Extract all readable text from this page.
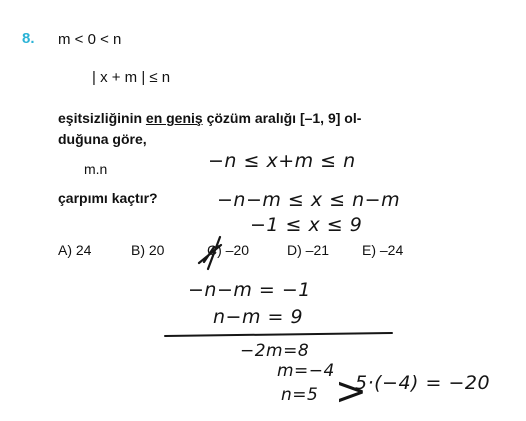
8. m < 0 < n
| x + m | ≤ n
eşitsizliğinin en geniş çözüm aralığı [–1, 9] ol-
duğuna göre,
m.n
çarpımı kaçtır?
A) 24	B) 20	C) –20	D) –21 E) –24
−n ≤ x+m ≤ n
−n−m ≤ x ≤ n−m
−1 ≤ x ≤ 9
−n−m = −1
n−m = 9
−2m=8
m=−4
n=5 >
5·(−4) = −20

--------------------

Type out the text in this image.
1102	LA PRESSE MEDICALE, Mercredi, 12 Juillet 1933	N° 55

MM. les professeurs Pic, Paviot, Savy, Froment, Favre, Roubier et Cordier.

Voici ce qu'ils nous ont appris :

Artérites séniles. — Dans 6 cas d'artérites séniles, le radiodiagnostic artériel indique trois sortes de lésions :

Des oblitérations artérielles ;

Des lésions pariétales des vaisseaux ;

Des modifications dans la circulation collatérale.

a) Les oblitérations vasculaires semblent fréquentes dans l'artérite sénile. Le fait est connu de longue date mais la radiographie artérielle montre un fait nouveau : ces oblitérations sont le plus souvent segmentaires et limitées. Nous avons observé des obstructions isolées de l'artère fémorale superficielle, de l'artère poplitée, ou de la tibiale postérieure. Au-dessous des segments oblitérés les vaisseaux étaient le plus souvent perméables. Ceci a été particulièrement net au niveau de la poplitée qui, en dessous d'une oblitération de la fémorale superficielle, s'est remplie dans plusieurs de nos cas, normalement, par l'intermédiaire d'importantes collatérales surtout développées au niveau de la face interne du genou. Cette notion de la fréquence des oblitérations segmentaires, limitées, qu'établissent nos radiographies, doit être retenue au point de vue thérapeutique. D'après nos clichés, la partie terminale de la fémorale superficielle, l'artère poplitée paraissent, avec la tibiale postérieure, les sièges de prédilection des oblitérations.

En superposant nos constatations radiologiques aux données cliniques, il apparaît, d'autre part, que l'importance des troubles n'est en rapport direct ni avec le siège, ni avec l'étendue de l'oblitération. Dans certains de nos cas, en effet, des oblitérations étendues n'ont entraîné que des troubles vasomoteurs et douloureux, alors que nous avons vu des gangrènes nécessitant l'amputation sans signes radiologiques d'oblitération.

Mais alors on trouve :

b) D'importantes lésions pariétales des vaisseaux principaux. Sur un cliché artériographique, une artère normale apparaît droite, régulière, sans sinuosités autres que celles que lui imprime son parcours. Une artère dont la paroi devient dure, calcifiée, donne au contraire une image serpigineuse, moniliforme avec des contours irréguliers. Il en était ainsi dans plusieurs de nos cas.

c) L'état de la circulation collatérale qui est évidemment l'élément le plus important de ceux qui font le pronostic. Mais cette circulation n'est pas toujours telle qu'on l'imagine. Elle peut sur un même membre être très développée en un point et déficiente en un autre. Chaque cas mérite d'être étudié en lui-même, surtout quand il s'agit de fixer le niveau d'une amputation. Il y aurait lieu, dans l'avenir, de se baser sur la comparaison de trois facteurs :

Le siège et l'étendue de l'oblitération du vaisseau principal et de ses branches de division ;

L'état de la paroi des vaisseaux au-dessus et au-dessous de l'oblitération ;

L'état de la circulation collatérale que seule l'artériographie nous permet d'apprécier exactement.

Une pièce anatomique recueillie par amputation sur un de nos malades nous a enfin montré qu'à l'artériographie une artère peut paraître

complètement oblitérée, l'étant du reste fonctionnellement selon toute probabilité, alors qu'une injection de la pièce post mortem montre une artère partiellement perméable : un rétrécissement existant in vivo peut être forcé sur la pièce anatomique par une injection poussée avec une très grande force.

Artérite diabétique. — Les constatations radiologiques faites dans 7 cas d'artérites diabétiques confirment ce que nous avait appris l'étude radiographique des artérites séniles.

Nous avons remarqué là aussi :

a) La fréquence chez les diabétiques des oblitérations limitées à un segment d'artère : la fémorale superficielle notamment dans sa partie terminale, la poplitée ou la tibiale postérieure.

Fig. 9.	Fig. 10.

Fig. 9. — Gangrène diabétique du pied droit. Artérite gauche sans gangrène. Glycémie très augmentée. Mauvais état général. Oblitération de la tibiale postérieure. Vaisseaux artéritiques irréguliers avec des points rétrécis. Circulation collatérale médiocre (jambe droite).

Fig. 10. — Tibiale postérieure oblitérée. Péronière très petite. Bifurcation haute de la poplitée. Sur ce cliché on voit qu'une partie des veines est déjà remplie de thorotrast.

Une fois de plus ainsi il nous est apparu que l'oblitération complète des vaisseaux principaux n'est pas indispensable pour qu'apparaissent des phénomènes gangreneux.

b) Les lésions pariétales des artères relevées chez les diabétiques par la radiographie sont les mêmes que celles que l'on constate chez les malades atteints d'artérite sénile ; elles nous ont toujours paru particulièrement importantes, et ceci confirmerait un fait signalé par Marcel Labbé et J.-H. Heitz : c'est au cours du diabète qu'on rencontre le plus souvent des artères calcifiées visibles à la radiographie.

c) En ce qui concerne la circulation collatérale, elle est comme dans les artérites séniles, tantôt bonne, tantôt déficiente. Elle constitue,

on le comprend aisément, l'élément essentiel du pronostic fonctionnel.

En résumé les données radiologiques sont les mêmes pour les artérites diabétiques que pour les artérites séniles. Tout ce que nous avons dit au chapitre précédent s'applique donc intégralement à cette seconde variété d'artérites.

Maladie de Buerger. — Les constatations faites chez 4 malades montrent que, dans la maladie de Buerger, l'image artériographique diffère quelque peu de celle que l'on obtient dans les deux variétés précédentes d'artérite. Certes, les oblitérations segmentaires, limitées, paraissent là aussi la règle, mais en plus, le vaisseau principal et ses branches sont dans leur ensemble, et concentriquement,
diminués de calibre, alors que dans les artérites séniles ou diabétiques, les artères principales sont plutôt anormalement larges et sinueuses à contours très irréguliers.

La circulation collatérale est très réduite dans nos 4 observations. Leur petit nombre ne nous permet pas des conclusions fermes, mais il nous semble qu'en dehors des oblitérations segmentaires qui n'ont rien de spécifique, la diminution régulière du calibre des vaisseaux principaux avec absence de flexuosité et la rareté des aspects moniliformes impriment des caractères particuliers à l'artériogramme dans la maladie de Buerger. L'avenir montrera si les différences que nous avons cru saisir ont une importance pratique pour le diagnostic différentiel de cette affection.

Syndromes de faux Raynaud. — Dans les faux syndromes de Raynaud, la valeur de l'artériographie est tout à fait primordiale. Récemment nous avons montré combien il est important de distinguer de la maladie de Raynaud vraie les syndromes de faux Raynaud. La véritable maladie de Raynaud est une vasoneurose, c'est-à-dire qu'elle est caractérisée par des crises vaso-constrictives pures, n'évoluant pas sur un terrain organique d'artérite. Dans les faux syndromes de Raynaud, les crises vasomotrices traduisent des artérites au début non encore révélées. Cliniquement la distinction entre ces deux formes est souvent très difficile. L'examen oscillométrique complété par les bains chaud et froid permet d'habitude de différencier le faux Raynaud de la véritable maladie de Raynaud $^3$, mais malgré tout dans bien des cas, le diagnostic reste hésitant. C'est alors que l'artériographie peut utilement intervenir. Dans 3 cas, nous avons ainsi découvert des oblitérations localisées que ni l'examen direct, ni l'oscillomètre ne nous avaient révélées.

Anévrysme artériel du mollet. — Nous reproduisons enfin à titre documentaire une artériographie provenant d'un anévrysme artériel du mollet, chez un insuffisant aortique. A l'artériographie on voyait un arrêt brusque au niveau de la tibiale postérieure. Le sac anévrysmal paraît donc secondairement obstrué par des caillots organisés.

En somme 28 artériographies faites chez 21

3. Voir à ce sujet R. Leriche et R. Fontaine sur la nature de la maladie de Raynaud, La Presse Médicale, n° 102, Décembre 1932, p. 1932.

--------------------

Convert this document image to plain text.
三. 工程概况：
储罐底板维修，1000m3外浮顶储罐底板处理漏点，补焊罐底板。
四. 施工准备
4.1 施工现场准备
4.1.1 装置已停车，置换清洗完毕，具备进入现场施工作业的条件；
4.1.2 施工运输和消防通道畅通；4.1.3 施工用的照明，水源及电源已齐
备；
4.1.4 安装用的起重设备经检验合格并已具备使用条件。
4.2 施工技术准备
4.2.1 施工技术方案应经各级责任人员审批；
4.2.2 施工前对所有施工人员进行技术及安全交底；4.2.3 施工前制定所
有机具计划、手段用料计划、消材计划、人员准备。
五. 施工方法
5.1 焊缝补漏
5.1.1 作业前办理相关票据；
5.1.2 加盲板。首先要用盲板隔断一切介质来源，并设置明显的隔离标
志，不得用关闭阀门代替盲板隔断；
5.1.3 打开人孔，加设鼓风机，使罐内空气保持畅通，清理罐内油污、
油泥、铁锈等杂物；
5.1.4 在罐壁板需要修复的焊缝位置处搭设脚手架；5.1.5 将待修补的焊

--------------------

**What to do**
List every line in the records above that contains the word "this".

**Complete answer**
Extract all readable text from this page.
Type out the text in this image.
Convert this document image to plain text.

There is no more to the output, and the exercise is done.